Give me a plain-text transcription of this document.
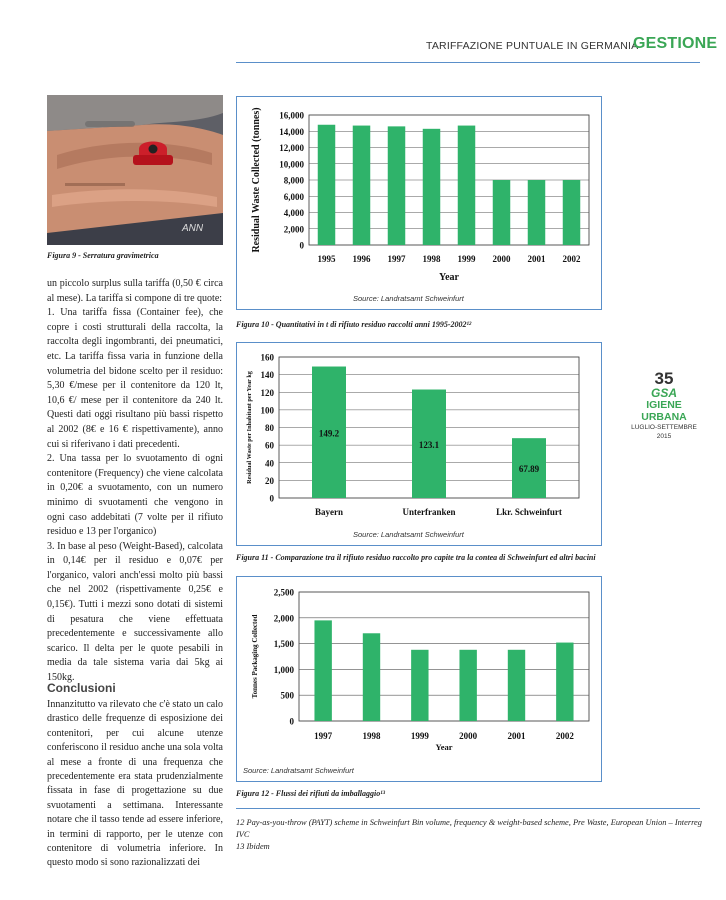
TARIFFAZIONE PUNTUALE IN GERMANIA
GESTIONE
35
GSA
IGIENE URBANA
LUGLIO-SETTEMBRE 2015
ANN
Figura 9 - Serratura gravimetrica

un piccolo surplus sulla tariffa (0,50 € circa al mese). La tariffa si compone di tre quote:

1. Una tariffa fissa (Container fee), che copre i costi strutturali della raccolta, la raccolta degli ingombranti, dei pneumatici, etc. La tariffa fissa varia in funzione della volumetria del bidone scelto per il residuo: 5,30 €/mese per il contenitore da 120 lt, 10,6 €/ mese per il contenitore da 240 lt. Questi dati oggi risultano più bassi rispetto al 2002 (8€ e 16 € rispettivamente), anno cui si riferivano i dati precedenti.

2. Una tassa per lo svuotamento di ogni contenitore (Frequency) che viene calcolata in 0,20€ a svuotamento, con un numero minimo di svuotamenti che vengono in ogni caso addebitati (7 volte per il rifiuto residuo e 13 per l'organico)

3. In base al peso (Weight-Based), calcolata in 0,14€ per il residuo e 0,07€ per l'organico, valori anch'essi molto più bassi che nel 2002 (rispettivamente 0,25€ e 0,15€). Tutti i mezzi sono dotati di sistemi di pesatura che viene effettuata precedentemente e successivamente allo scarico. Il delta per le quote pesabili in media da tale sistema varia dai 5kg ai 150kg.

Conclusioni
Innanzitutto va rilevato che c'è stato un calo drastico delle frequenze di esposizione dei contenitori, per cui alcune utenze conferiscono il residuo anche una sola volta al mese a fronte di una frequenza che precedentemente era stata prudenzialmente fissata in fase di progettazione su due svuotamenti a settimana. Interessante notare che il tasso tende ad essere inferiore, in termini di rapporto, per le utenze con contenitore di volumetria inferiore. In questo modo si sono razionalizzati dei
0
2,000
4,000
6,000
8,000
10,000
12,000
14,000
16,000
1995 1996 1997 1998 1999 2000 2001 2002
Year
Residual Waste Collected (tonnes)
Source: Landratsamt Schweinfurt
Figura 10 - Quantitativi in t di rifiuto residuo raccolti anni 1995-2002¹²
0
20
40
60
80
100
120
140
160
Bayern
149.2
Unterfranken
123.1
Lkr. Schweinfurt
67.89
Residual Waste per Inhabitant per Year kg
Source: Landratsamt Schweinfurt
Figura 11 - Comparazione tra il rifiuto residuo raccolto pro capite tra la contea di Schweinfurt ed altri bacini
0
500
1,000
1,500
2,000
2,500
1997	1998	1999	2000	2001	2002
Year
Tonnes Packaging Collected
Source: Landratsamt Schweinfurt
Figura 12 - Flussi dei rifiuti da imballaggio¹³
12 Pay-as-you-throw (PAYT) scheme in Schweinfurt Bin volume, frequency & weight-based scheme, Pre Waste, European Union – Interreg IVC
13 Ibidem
---
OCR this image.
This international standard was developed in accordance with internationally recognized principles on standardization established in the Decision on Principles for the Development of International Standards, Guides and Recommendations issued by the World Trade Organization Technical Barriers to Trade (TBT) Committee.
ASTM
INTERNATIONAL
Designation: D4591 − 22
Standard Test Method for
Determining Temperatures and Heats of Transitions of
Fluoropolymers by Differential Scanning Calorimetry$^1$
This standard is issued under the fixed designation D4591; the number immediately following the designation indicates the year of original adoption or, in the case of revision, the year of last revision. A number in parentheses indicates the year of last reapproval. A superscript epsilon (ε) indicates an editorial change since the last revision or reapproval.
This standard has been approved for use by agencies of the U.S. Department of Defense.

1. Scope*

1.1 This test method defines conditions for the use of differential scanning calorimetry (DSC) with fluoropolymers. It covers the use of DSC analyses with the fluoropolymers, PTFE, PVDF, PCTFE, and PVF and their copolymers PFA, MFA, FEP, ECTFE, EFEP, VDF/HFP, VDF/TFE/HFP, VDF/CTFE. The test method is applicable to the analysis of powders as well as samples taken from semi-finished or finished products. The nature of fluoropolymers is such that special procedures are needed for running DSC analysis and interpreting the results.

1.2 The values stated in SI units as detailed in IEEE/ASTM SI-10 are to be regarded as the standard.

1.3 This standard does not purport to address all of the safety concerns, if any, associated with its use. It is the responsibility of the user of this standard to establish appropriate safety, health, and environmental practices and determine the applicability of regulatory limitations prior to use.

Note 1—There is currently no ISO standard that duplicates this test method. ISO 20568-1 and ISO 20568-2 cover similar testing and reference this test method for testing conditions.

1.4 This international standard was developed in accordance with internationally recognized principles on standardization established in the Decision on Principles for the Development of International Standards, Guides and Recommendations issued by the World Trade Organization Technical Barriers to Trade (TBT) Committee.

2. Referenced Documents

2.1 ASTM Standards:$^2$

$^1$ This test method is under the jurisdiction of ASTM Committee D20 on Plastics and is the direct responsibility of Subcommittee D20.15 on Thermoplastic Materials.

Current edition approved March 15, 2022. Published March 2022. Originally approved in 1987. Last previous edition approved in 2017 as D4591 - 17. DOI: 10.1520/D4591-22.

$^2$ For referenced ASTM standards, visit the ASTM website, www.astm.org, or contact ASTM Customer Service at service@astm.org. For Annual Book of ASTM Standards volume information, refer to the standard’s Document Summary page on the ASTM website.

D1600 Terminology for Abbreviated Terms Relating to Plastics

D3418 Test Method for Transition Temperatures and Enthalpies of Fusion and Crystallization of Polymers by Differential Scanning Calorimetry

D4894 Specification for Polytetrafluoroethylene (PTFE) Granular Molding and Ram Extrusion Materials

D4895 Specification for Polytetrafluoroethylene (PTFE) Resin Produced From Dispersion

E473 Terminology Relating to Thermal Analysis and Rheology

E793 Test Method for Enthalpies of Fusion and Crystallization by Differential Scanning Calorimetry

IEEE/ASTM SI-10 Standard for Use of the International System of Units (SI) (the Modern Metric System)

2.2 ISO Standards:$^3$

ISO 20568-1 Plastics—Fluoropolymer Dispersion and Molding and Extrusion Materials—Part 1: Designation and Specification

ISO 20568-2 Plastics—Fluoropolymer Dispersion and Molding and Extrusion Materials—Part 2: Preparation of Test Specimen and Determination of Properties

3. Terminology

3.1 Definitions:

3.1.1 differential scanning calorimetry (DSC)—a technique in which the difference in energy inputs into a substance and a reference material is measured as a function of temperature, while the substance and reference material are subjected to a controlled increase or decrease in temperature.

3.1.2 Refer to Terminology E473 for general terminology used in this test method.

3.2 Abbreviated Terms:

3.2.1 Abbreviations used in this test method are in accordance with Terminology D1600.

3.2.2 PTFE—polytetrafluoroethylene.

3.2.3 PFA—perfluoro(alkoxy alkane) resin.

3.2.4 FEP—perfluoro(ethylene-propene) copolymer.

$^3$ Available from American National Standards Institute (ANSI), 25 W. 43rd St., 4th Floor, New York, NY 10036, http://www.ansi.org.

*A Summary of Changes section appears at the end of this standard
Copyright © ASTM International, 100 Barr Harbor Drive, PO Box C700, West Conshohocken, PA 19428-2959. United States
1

Aim of the exercise:
Each line holding "Dispersion" must be found and copied.

Response to the exercise:
D4895 Specification for Polytetrafluoroethylene (PTFE) Resin Produced From Dispersion
ISO 20568-1 Plastics—Fluoropolymer Dispersion and Molding and Extrusion Materials—Part 1: Designation and Specification
ISO 20568-2 Plastics—Fluoropolymer Dispersion and Molding and Extrusion Materials—Part 2: Preparation of Test Specimen and Determination of Properties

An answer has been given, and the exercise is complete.